**MATERIALS PROVIDED**
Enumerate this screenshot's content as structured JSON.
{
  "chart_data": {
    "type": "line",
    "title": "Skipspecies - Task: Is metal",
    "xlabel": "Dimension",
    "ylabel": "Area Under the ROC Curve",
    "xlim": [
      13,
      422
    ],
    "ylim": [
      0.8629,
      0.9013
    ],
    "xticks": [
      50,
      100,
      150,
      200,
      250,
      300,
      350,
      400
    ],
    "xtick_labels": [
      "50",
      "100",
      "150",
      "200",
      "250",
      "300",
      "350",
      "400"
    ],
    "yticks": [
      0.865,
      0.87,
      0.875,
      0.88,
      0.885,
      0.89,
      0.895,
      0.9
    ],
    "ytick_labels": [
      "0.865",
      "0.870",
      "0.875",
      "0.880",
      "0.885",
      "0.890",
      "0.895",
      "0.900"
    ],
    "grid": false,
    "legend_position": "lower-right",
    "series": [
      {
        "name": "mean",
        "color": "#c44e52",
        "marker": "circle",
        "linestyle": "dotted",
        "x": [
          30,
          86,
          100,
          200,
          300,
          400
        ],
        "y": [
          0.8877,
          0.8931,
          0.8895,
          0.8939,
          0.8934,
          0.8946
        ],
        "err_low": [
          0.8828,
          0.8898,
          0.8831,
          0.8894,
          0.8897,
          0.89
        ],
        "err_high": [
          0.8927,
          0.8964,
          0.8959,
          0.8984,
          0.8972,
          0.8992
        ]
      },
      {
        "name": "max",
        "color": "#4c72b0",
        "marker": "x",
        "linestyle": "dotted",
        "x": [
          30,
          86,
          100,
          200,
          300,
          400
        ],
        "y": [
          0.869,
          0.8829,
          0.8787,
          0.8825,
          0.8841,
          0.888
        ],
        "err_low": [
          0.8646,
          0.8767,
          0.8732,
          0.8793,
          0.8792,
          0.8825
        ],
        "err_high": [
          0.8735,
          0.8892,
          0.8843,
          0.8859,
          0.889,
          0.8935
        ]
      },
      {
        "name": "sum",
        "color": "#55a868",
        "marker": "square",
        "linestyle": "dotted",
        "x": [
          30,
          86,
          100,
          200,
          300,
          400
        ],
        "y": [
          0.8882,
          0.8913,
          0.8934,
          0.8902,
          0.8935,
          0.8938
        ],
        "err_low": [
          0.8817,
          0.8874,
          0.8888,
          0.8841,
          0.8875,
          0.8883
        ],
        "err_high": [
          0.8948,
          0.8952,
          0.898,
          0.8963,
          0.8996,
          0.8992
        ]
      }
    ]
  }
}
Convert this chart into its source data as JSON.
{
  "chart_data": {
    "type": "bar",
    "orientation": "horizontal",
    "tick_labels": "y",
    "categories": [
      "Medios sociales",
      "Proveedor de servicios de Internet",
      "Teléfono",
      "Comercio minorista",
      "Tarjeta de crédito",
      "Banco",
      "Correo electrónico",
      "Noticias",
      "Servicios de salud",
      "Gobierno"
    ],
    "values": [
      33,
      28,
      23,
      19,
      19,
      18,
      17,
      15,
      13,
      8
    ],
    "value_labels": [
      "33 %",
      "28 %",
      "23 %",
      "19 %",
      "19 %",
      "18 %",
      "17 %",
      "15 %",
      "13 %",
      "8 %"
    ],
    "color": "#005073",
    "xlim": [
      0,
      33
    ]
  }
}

**WHAT YOU HAVE TO DO**
Search the listing for the word "color". Copy every line in which it occurs.

**ANSWER BELOW**
        "color": "#c44e52",
        "color": "#4c72b0",
        "color": "#55a868",
    "color": "#005073",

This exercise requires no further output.